(Stored data entries)
# # # # #
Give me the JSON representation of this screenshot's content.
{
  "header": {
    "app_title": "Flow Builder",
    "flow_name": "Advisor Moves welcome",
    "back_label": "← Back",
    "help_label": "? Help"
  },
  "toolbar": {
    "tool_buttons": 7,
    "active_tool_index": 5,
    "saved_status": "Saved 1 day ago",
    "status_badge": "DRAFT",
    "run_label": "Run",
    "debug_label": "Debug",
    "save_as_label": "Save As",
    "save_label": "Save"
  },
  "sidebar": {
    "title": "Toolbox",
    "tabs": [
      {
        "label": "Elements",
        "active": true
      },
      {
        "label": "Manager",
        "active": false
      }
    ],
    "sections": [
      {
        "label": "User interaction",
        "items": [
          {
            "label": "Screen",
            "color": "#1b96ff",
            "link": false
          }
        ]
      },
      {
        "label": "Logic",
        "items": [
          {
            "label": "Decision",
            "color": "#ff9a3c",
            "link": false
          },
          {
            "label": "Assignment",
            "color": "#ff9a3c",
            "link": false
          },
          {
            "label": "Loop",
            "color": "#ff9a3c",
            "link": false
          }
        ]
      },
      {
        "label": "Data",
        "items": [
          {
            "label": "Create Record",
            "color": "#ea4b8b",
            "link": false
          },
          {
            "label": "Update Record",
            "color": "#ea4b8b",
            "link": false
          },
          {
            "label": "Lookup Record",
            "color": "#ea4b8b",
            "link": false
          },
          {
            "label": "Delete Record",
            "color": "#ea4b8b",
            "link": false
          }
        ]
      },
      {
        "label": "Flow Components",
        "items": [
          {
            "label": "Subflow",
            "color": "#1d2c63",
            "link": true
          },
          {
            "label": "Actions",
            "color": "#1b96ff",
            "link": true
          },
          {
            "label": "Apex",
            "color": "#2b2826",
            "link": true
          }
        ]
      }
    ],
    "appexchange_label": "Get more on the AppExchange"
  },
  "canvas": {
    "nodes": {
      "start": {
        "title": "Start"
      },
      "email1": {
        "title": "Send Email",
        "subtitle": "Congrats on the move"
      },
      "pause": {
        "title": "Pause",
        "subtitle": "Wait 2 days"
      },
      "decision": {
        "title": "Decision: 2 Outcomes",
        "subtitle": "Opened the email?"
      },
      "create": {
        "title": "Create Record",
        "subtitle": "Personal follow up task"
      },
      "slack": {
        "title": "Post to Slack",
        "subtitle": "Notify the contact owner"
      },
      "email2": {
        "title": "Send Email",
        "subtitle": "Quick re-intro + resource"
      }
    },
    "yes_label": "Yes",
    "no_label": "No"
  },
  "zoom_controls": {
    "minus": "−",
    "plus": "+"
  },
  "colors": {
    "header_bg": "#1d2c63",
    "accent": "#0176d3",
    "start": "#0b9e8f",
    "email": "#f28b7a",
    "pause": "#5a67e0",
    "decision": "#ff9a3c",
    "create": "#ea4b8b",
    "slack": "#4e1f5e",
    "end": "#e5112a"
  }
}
# # # # #
Take the material above and return all of it exactly.

Give me the JSON representation of this screenshot's content.
{
  "header": {
    "app_title": "Flow Builder",
    "flow_name": "Advisor Moves welcome",
    "back_label": "← Back",
    "help_label": "? Help"
  },
  "toolbar": {
    "tool_buttons": 7,
    "active_tool_index": 5,
    "saved_status": "Saved 1 day ago",
    "status_badge": "DRAFT",
    "run_label": "Run",
    "debug_label": "Debug",
    "save_as_label": "Save As",
    "save_label": "Save"
  },
  "sidebar": {
    "title": "Toolbox",
    "tabs": [
      {
        "label": "Elements",
        "active": true
      },
      {
        "label": "Manager",
        "active": false
      }
    ],
    "sections": [
      {
        "label": "User interaction",
        "items": [
          {
            "label": "Screen",
            "color": "#1b96ff",
            "link": false
          }
        ]
      },
      {
        "label": "Logic",
        "items": [
          {
            "label": "Decision",
            "color": "#ff9a3c",
            "link": false
          },
          {
            "label": "Assignment",
            "color": "#ff9a3c",
            "link": false
          },
          {
            "label": "Loop",
            "color": "#ff9a3c",
            "link": false
          }
        ]
      },
      {
        "label": "Data",
        "items": [
          {
            "label": "Create Record",
            "color": "#ea4b8b",
            "link": false
          },
          {
            "label": "Update Record",
            "color": "#ea4b8b",
            "link": false
          },
          {
            "label": "Lookup Record",
            "color": "#ea4b8b",
            "link": false
          },
          {
            "label": "Delete Record",
            "color": "#ea4b8b",
            "link": false
          }
        ]
      },
      {
        "label": "Flow Components",
        "items": [
          {
            "label": "Subflow",
            "color": "#1d2c63",
            "link": true
          },
          {
            "label": "Actions",
            "color": "#1b96ff",
            "link": true
          },
          {
            "label": "Apex",
            "color": "#2b2826",
            "link": true
          }
        ]
      }
    ],
    "appexchange_label": "Get more on the AppExchange"
  },
  "canvas": {
    "nodes": {
      "start": {
        "title": "Start"
      },
      "email1": {
        "title": "Send Email",
        "subtitle": "Congrats on the move"
      },
      "pause": {
        "title": "Pause",
        "subtitle": "Wait 2 days"
      },
      "decision": {
        "title": "Decision: 2 Outcomes",
        "subtitle": "Opened the email?"
      },
      "create": {
        "title": "Create Record",
        "subtitle": "Personal follow up task"
      },
      "slack": {
        "title": "Post to Slack",
        "subtitle": "Notify the contact owner"
      },
      "email2": {
        "title": "Send Email",
        "subtitle": "Quick re-intro + resource"
      }
    },
    "yes_label": "Yes",
    "no_label": "No"
  },
  "zoom_controls": {
    "minus": "−",
    "plus": "+"
  },
  "colors": {
    "header_bg": "#1d2c63",
    "accent": "#0176d3",
    "start": "#0b9e8f",
    "email": "#f28b7a",
    "pause": "#5a67e0",
    "decision": "#ff9a3c",
    "create": "#ea4b8b",
    "slack": "#4e1f5e",
    "end": "#e5112a"
  }
}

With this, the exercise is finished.